> SOURCE DOCUMENT:

She Makes $17 an Hour in Nashville and Owes $11K — Brittany Holloway’s Debt Isn’t the Real Problem

Most personal finance content is built on a quiet assumption: that the person reading it already has a stable floor beneath them. A salary that…

She Makes $17 an Hour in Nashville and Owes $11K — Brittany Holloway's Debt Isn't the Real Problem
She Makes $17 an Hour in Nashville and Owes $11K — Brittany Holloway's Debt Isn't the Real Problem

Most personal finance content is built on a quiet assumption: that the person reading it already has a stable floor beneath them. A salary that covers rent with room left over. A family that modeled saving. A credit history that didn’t start with a $3,000 mistake at age 19. Brittany Holloway has none of those things — and she’s been trying to follow the advice anyway.

When I sat down with Brittany Holloway at a coffee shop off Charlotte Pike in Nashville on a Tuesday afternoon in March 2026, she had just come off a morning shift at the dental office where she works as an assistant. She was 25, composed, and visibly tired in the way that comes not from lack of sleep but from sustained effort. She had her phone out before we even ordered, showing me a saved TikTok about the debt avalanche method.

“I have a whole folder,” she told me, scrolling. “Debt snowball, debt avalanche, high-yield savings, index funds. I’ve watched probably all of it. And I still don’t know what I’m supposed to do first.”

KEY TAKEAWAY
Brittany Holloway earns $17/hour as a dental assistant in Nashville — roughly $35,360 annually before taxes — while carrying $8,000 in federal student loans and $3,000 in credit card debt. Her situation reflects a broader gap in financial literacy resources for first-generation college graduates entering low-to-moderate income brackets.

Rows drawn from a dataset:
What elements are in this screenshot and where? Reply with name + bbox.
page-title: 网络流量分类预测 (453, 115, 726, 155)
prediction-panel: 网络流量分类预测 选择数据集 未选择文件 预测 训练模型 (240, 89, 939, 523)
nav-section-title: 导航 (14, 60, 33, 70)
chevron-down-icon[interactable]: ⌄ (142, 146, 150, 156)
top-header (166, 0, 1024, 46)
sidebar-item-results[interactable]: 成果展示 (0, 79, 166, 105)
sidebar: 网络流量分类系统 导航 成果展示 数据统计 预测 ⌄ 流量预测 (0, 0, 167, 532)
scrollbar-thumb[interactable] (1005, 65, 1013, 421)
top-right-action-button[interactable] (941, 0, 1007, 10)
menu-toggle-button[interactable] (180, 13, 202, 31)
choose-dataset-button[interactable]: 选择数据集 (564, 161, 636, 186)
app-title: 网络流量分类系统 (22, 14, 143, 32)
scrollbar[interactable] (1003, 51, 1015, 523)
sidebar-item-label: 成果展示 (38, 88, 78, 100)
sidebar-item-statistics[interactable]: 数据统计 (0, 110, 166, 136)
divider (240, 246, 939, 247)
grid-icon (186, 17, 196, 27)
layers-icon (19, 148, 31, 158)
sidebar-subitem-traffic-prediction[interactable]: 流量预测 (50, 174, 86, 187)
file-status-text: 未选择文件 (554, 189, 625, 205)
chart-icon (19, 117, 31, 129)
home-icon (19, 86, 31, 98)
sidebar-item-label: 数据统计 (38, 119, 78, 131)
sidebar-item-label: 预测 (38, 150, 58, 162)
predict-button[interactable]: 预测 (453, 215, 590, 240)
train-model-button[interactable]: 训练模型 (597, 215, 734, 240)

> TASKS TO PERFORM:
1. Copy the passage of the article about Brittany Holloway's debt from "When I sat down" to "debt avalanche method.".
2. Proceed with the article about Brittany Holloway's debt, picking up after its last sentence.

> RESPONSE LIST:
1.
When I sat down with Brittany Holloway at a coffee shop off Charlotte Pike in Nashville on a Tuesday afternoon in March 2026, she had just come off a morning shift at the dental office where she works as an assistant. She was 25, composed, and visibly tired in the way that comes not from lack of sleep but from sustained effort. She had her phone out before we even ordered, showing me a saved TikTok about the debt avalanche method.

2.
The Numbers Behind the Confusion

Brittany’s financial picture, on paper, looks modest but manageable. She earns $17 an hour, which comes to approximately $35,360 per year before federal and state taxes. Tennessee has no state income tax on wages, which gives her a slight edge over peers in other states — but Nashville’s cost of living has climbed sharply over the past several years, with median one-bedroom apartment rents in the city hovering around $1,500 to $1,700 per month as of early 2026.

Her student loan balance sits at $8,000, borrowed to complete a dental assisting program at a community college in Middle Tennessee. Her credit card balance is $3,000, opened when she was 19 with a 24.99% APR — a rate she didn’t fully understand at the time. Combined, she carries $11,000 in debt on a take-home pay she estimates at roughly $2,600 per month after taxes and her employer’s health insurance premium.

$2,600
Estimated monthly take-home pay

$11,000
Total debt (student loans + credit card)

~$1,600
Monthly rent (shared apartment)

She splits a two-bedroom apartment with a roommate, which brings her rent contribution to roughly $800 per month — a significant relief. But after rent, utilities, groceries, transportation, and her minimum loan payments, she estimates she has between $200 and $350 left each month. That is the entire margin she has to work with. Every piece of financial content she consumes assumes a wider runway than that.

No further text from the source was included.